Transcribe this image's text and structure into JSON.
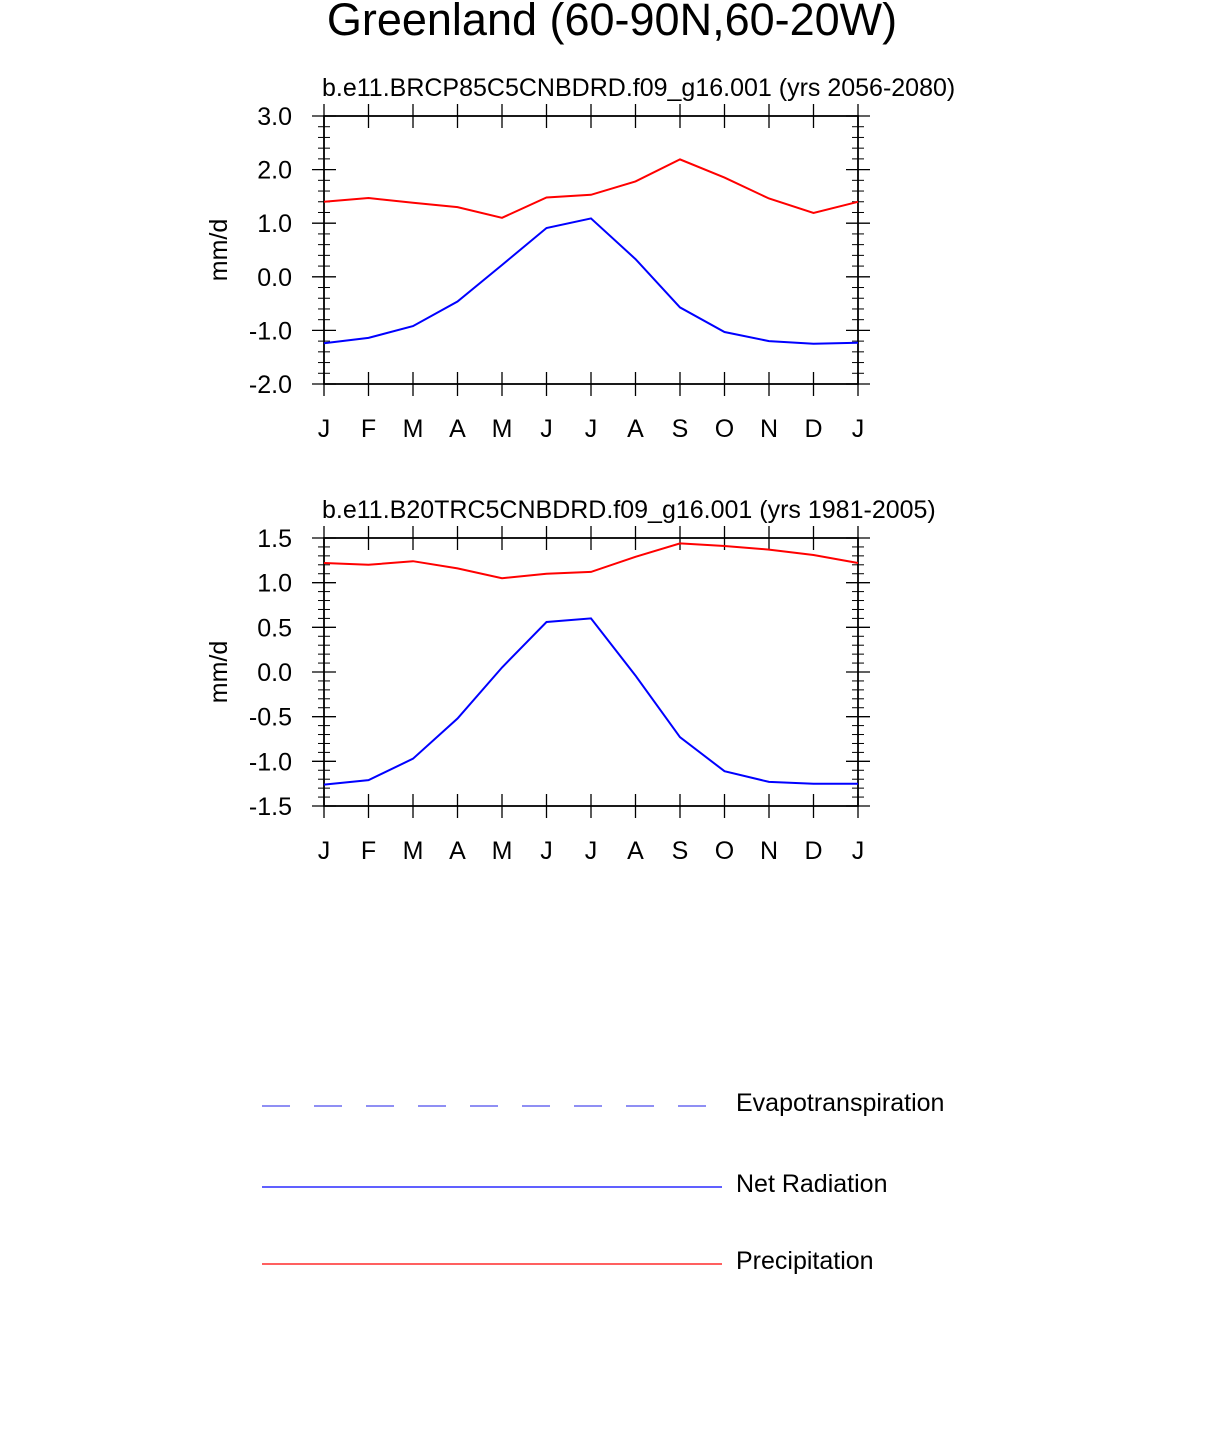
{
  "title": "Greenland (60-90N,60-20W)",
  "colors": {
    "net_radiation": "#0000ff",
    "precipitation": "#ff0000",
    "evapotranspiration": "#6a6af0",
    "axis": "#000000"
  },
  "chart_data": [
    {
      "type": "line",
      "title": "b.e11.BRCP85C5CNBDRD.f09_g16.001 (yrs 2056-2080)",
      "xlabel": "",
      "ylabel": "mm/d",
      "categories": [
        "J",
        "F",
        "M",
        "A",
        "M",
        "J",
        "J",
        "A",
        "S",
        "O",
        "N",
        "D",
        "J"
      ],
      "ylim": [
        -2.0,
        3.0
      ],
      "yticks": [
        -2.0,
        -1.0,
        0.0,
        1.0,
        2.0,
        3.0
      ],
      "ytick_labels": [
        "-2.0",
        "-1.0",
        "0.0",
        "1.0",
        "2.0",
        "3.0"
      ],
      "series": [
        {
          "name": "Precipitation",
          "color": "#ff0000",
          "values": [
            1.4,
            1.47,
            1.38,
            1.3,
            1.1,
            1.48,
            1.53,
            1.78,
            2.19,
            1.85,
            1.46,
            1.19,
            1.4
          ]
        },
        {
          "name": "Net Radiation",
          "color": "#0000ff",
          "values": [
            -1.24,
            -1.14,
            -0.92,
            -0.46,
            0.22,
            0.91,
            1.09,
            0.33,
            -0.57,
            -1.03,
            -1.2,
            -1.25,
            -1.23
          ]
        }
      ]
    },
    {
      "type": "line",
      "title": "b.e11.B20TRC5CNBDRD.f09_g16.001 (yrs 1981-2005)",
      "xlabel": "",
      "ylabel": "mm/d",
      "categories": [
        "J",
        "F",
        "M",
        "A",
        "M",
        "J",
        "J",
        "A",
        "S",
        "O",
        "N",
        "D",
        "J"
      ],
      "ylim": [
        -1.5,
        1.5
      ],
      "yticks": [
        -1.5,
        -1.0,
        -0.5,
        0.0,
        0.5,
        1.0,
        1.5
      ],
      "ytick_labels": [
        "-1.5",
        "-1.0",
        "-0.5",
        "0.0",
        "0.5",
        "1.0",
        "1.5"
      ],
      "series": [
        {
          "name": "Precipitation",
          "color": "#ff0000",
          "values": [
            1.22,
            1.2,
            1.24,
            1.16,
            1.05,
            1.1,
            1.12,
            1.29,
            1.44,
            1.41,
            1.37,
            1.31,
            1.22
          ]
        },
        {
          "name": "Net Radiation",
          "color": "#0000ff",
          "values": [
            -1.26,
            -1.21,
            -0.97,
            -0.52,
            0.05,
            0.56,
            0.6,
            -0.04,
            -0.73,
            -1.11,
            -1.23,
            -1.25,
            -1.25
          ]
        }
      ]
    }
  ],
  "legend": [
    {
      "label": "Evapotranspiration",
      "color": "#6a6af0",
      "style": "dashed"
    },
    {
      "label": "Net Radiation",
      "color": "#0000ff",
      "style": "solid"
    },
    {
      "label": "Precipitation",
      "color": "#ff0000",
      "style": "solid"
    }
  ]
}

##########

Leave out the pictures and print each record exactly as it stands.

SOLUTION TO THIS TASK:
Transcribe this image's text and structure into JSON.
{
  "title": "Greenland (60-90N,60-20W)",
  "colors": {
    "net_radiation": "#0000ff",
    "precipitation": "#ff0000",
    "evapotranspiration": "#6a6af0",
    "axis": "#000000"
  },
  "chart_data": [
    {
      "type": "line",
      "title": "b.e11.BRCP85C5CNBDRD.f09_g16.001 (yrs 2056-2080)",
      "xlabel": "",
      "ylabel": "mm/d",
      "categories": [
        "J",
        "F",
        "M",
        "A",
        "M",
        "J",
        "J",
        "A",
        "S",
        "O",
        "N",
        "D",
        "J"
      ],
      "ylim": [
        -2.0,
        3.0
      ],
      "yticks": [
        -2.0,
        -1.0,
        0.0,
        1.0,
        2.0,
        3.0
      ],
      "ytick_labels": [
        "-2.0",
        "-1.0",
        "0.0",
        "1.0",
        "2.0",
        "3.0"
      ],
      "series": [
        {
          "name": "Precipitation",
          "color": "#ff0000",
          "values": [
            1.4,
            1.47,
            1.38,
            1.3,
            1.1,
            1.48,
            1.53,
            1.78,
            2.19,
            1.85,
            1.46,
            1.19,
            1.4
          ]
        },
        {
          "name": "Net Radiation",
          "color": "#0000ff",
          "values": [
            -1.24,
            -1.14,
            -0.92,
            -0.46,
            0.22,
            0.91,
            1.09,
            0.33,
            -0.57,
            -1.03,
            -1.2,
            -1.25,
            -1.23
          ]
        }
      ]
    },
    {
      "type": "line",
      "title": "b.e11.B20TRC5CNBDRD.f09_g16.001 (yrs 1981-2005)",
      "xlabel": "",
      "ylabel": "mm/d",
      "categories": [
        "J",
        "F",
        "M",
        "A",
        "M",
        "J",
        "J",
        "A",
        "S",
        "O",
        "N",
        "D",
        "J"
      ],
      "ylim": [
        -1.5,
        1.5
      ],
      "yticks": [
        -1.5,
        -1.0,
        -0.5,
        0.0,
        0.5,
        1.0,
        1.5
      ],
      "ytick_labels": [
        "-1.5",
        "-1.0",
        "-0.5",
        "0.0",
        "0.5",
        "1.0",
        "1.5"
      ],
      "series": [
        {
          "name": "Precipitation",
          "color": "#ff0000",
          "values": [
            1.22,
            1.2,
            1.24,
            1.16,
            1.05,
            1.1,
            1.12,
            1.29,
            1.44,
            1.41,
            1.37,
            1.31,
            1.22
          ]
        },
        {
          "name": "Net Radiation",
          "color": "#0000ff",
          "values": [
            -1.26,
            -1.21,
            -0.97,
            -0.52,
            0.05,
            0.56,
            0.6,
            -0.04,
            -0.73,
            -1.11,
            -1.23,
            -1.25,
            -1.25
          ]
        }
      ]
    }
  ],
  "legend": [
    {
      "label": "Evapotranspiration",
      "color": "#6a6af0",
      "style": "dashed"
    },
    {
      "label": "Net Radiation",
      "color": "#0000ff",
      "style": "solid"
    },
    {
      "label": "Precipitation",
      "color": "#ff0000",
      "style": "solid"
    }
  ]
}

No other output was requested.